> Exercise details
Each entry below should be echoed exactly, with pictures omitted.

** begin Given entries **

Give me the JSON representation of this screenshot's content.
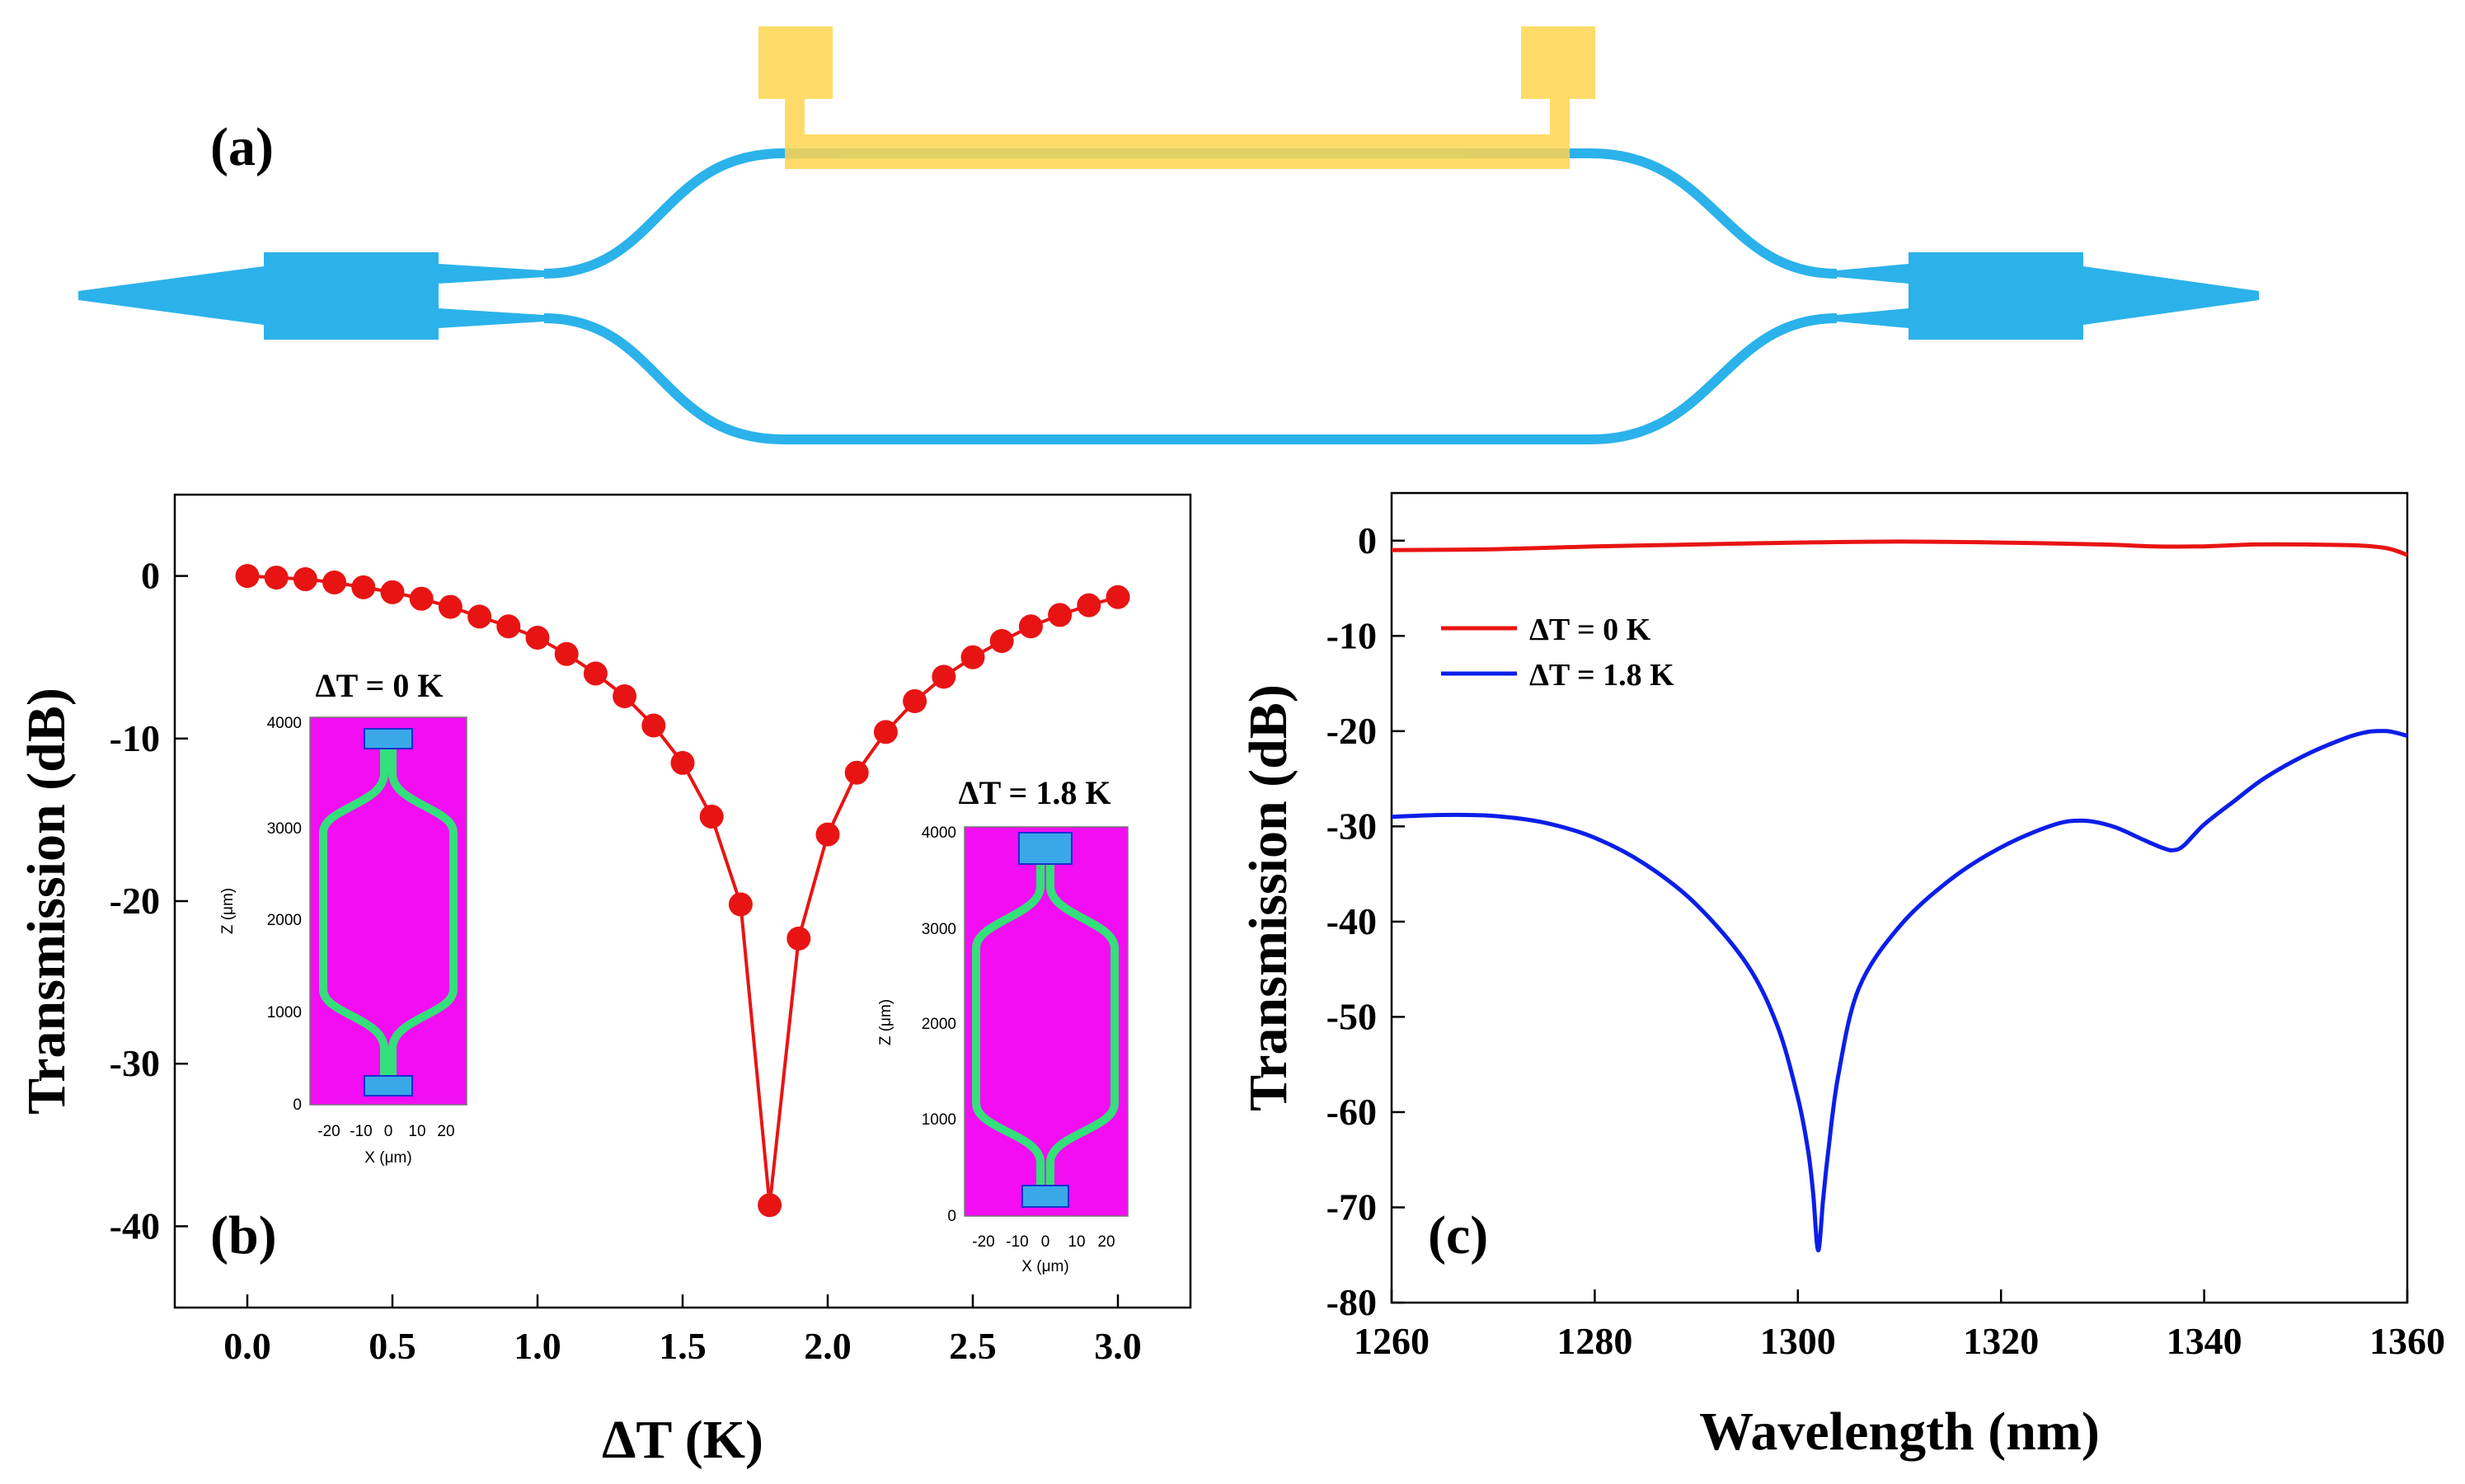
{
  "panels": {
    "a": {
      "label": "(a)"
    },
    "b": {
      "label": "(b)"
    },
    "c": {
      "label": "(c)"
    }
  },
  "colors": {
    "waveguide": "#2bb2ea",
    "heater": "#ffd54f",
    "red": "#e81414",
    "blue": "#0b1ee8",
    "inset_bg": "#f20df2",
    "inset_guide": "#33e07a"
  },
  "insets": [
    {
      "title": "ΔT = 0 K",
      "xlabel": "X (μm)",
      "ylabel": "Z (μm)",
      "xticks": [
        "-20",
        "-10",
        "0",
        "10",
        "20"
      ],
      "yticks": [
        "0",
        "1000",
        "2000",
        "3000",
        "4000"
      ]
    },
    {
      "title": "ΔT = 1.8 K",
      "xlabel": "X (μm)",
      "ylabel": "Z (μm)",
      "xticks": [
        "-20",
        "-10",
        "0",
        "10",
        "20"
      ],
      "yticks": [
        "0",
        "1000",
        "2000",
        "3000",
        "4000"
      ]
    }
  ],
  "chart_data": [
    {
      "type": "line",
      "panel": "b",
      "xlabel": "ΔT (K)",
      "ylabel": "Transmission (dB)",
      "xlim": [
        -0.25,
        3.25
      ],
      "ylim": [
        -45,
        5
      ],
      "xticks": [
        0.0,
        0.5,
        1.0,
        1.5,
        2.0,
        2.5,
        3.0
      ],
      "xtick_labels": [
        "0.0",
        "0.5",
        "1.0",
        "1.5",
        "2.0",
        "2.5",
        "3.0"
      ],
      "yticks": [
        0,
        -10,
        -20,
        -30,
        -40
      ],
      "ytick_labels": [
        "0",
        "-10",
        "-20",
        "-30",
        "-40"
      ],
      "series": [
        {
          "name": "Transmission",
          "marker": "circle",
          "x": [
            0.0,
            0.1,
            0.2,
            0.3,
            0.4,
            0.5,
            0.6,
            0.7,
            0.8,
            0.9,
            1.0,
            1.1,
            1.2,
            1.3,
            1.4,
            1.5,
            1.6,
            1.7,
            1.8,
            1.9,
            2.0,
            2.1,
            2.2,
            2.3,
            2.4,
            2.5,
            2.6,
            2.7,
            2.8,
            2.9,
            3.0
          ],
          "y": [
            0.0,
            -0.1,
            -0.2,
            -0.4,
            -0.7,
            -1.0,
            -1.4,
            -1.9,
            -2.5,
            -3.1,
            -3.8,
            -4.8,
            -6.0,
            -7.4,
            -9.2,
            -11.5,
            -14.8,
            -20.2,
            -38.7,
            -22.3,
            -15.9,
            -12.1,
            -9.6,
            -7.7,
            -6.2,
            -5.0,
            -4.0,
            -3.1,
            -2.4,
            -1.8,
            -1.3
          ]
        }
      ]
    },
    {
      "type": "line",
      "panel": "c",
      "xlabel": "Wavelength (nm)",
      "ylabel": "Transmission (dB)",
      "xlim": [
        1260,
        1360
      ],
      "ylim": [
        -80,
        5
      ],
      "xticks": [
        1260,
        1280,
        1300,
        1320,
        1340,
        1360
      ],
      "xtick_labels": [
        "1260",
        "1280",
        "1300",
        "1320",
        "1340",
        "1360"
      ],
      "yticks": [
        0,
        -10,
        -20,
        -30,
        -40,
        -50,
        -60,
        -70,
        -80
      ],
      "ytick_labels": [
        "0",
        "-10",
        "-20",
        "-30",
        "-40",
        "-50",
        "-60",
        "-70",
        "-80"
      ],
      "legend_position": "upper-left",
      "series": [
        {
          "name": "ΔT = 0 K",
          "x": [
            1260,
            1270,
            1280,
            1290,
            1300,
            1310,
            1320,
            1330,
            1335,
            1340,
            1345,
            1350,
            1355,
            1358,
            1360
          ],
          "y": [
            -1.0,
            -0.9,
            -0.6,
            -0.4,
            -0.2,
            -0.1,
            -0.2,
            -0.4,
            -0.6,
            -0.6,
            -0.4,
            -0.4,
            -0.5,
            -0.8,
            -1.5
          ]
        },
        {
          "name": "ΔT = 1.8 K",
          "x": [
            1260,
            1265,
            1270,
            1275,
            1280,
            1285,
            1290,
            1295,
            1298,
            1300,
            1301,
            1301.5,
            1302,
            1302.5,
            1303,
            1304,
            1306,
            1310,
            1315,
            1320,
            1325,
            1328,
            1331,
            1334,
            1336,
            1337,
            1338,
            1340,
            1343,
            1346,
            1350,
            1354,
            1356,
            1357,
            1358,
            1359,
            1360
          ],
          "y": [
            -29.0,
            -28.8,
            -28.9,
            -29.6,
            -31.2,
            -34.0,
            -38.2,
            -44.5,
            -51.0,
            -58.5,
            -64.0,
            -68.5,
            -74.5,
            -69.0,
            -64.0,
            -56.0,
            -47.0,
            -40.5,
            -35.6,
            -32.2,
            -29.9,
            -29.4,
            -30.0,
            -31.4,
            -32.3,
            -32.5,
            -32.0,
            -29.8,
            -27.3,
            -24.9,
            -22.5,
            -20.7,
            -20.1,
            -20.0,
            -20.0,
            -20.2,
            -20.5
          ]
        }
      ]
    }
  ]
}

** end Given entries **

> Full answer
Give me the JSON representation of this screenshot's content.
{
  "panels": {
    "a": {
      "label": "(a)"
    },
    "b": {
      "label": "(b)"
    },
    "c": {
      "label": "(c)"
    }
  },
  "colors": {
    "waveguide": "#2bb2ea",
    "heater": "#ffd54f",
    "red": "#e81414",
    "blue": "#0b1ee8",
    "inset_bg": "#f20df2",
    "inset_guide": "#33e07a"
  },
  "insets": [
    {
      "title": "ΔT = 0 K",
      "xlabel": "X (μm)",
      "ylabel": "Z (μm)",
      "xticks": [
        "-20",
        "-10",
        "0",
        "10",
        "20"
      ],
      "yticks": [
        "0",
        "1000",
        "2000",
        "3000",
        "4000"
      ]
    },
    {
      "title": "ΔT = 1.8 K",
      "xlabel": "X (μm)",
      "ylabel": "Z (μm)",
      "xticks": [
        "-20",
        "-10",
        "0",
        "10",
        "20"
      ],
      "yticks": [
        "0",
        "1000",
        "2000",
        "3000",
        "4000"
      ]
    }
  ],
  "chart_data": [
    {
      "type": "line",
      "panel": "b",
      "xlabel": "ΔT (K)",
      "ylabel": "Transmission (dB)",
      "xlim": [
        -0.25,
        3.25
      ],
      "ylim": [
        -45,
        5
      ],
      "xticks": [
        0.0,
        0.5,
        1.0,
        1.5,
        2.0,
        2.5,
        3.0
      ],
      "xtick_labels": [
        "0.0",
        "0.5",
        "1.0",
        "1.5",
        "2.0",
        "2.5",
        "3.0"
      ],
      "yticks": [
        0,
        -10,
        -20,
        -30,
        -40
      ],
      "ytick_labels": [
        "0",
        "-10",
        "-20",
        "-30",
        "-40"
      ],
      "series": [
        {
          "name": "Transmission",
          "marker": "circle",
          "x": [
            0.0,
            0.1,
            0.2,
            0.3,
            0.4,
            0.5,
            0.6,
            0.7,
            0.8,
            0.9,
            1.0,
            1.1,
            1.2,
            1.3,
            1.4,
            1.5,
            1.6,
            1.7,
            1.8,
            1.9,
            2.0,
            2.1,
            2.2,
            2.3,
            2.4,
            2.5,
            2.6,
            2.7,
            2.8,
            2.9,
            3.0
          ],
          "y": [
            0.0,
            -0.1,
            -0.2,
            -0.4,
            -0.7,
            -1.0,
            -1.4,
            -1.9,
            -2.5,
            -3.1,
            -3.8,
            -4.8,
            -6.0,
            -7.4,
            -9.2,
            -11.5,
            -14.8,
            -20.2,
            -38.7,
            -22.3,
            -15.9,
            -12.1,
            -9.6,
            -7.7,
            -6.2,
            -5.0,
            -4.0,
            -3.1,
            -2.4,
            -1.8,
            -1.3
          ]
        }
      ]
    },
    {
      "type": "line",
      "panel": "c",
      "xlabel": "Wavelength (nm)",
      "ylabel": "Transmission (dB)",
      "xlim": [
        1260,
        1360
      ],
      "ylim": [
        -80,
        5
      ],
      "xticks": [
        1260,
        1280,
        1300,
        1320,
        1340,
        1360
      ],
      "xtick_labels": [
        "1260",
        "1280",
        "1300",
        "1320",
        "1340",
        "1360"
      ],
      "yticks": [
        0,
        -10,
        -20,
        -30,
        -40,
        -50,
        -60,
        -70,
        -80
      ],
      "ytick_labels": [
        "0",
        "-10",
        "-20",
        "-30",
        "-40",
        "-50",
        "-60",
        "-70",
        "-80"
      ],
      "legend_position": "upper-left",
      "series": [
        {
          "name": "ΔT = 0 K",
          "x": [
            1260,
            1270,
            1280,
            1290,
            1300,
            1310,
            1320,
            1330,
            1335,
            1340,
            1345,
            1350,
            1355,
            1358,
            1360
          ],
          "y": [
            -1.0,
            -0.9,
            -0.6,
            -0.4,
            -0.2,
            -0.1,
            -0.2,
            -0.4,
            -0.6,
            -0.6,
            -0.4,
            -0.4,
            -0.5,
            -0.8,
            -1.5
          ]
        },
        {
          "name": "ΔT = 1.8 K",
          "x": [
            1260,
            1265,
            1270,
            1275,
            1280,
            1285,
            1290,
            1295,
            1298,
            1300,
            1301,
            1301.5,
            1302,
            1302.5,
            1303,
            1304,
            1306,
            1310,
            1315,
            1320,
            1325,
            1328,
            1331,
            1334,
            1336,
            1337,
            1338,
            1340,
            1343,
            1346,
            1350,
            1354,
            1356,
            1357,
            1358,
            1359,
            1360
          ],
          "y": [
            -29.0,
            -28.8,
            -28.9,
            -29.6,
            -31.2,
            -34.0,
            -38.2,
            -44.5,
            -51.0,
            -58.5,
            -64.0,
            -68.5,
            -74.5,
            -69.0,
            -64.0,
            -56.0,
            -47.0,
            -40.5,
            -35.6,
            -32.2,
            -29.9,
            -29.4,
            -30.0,
            -31.4,
            -32.3,
            -32.5,
            -32.0,
            -29.8,
            -27.3,
            -24.9,
            -22.5,
            -20.7,
            -20.1,
            -20.0,
            -20.0,
            -20.2,
            -20.5
          ]
        }
      ]
    }
  ]
}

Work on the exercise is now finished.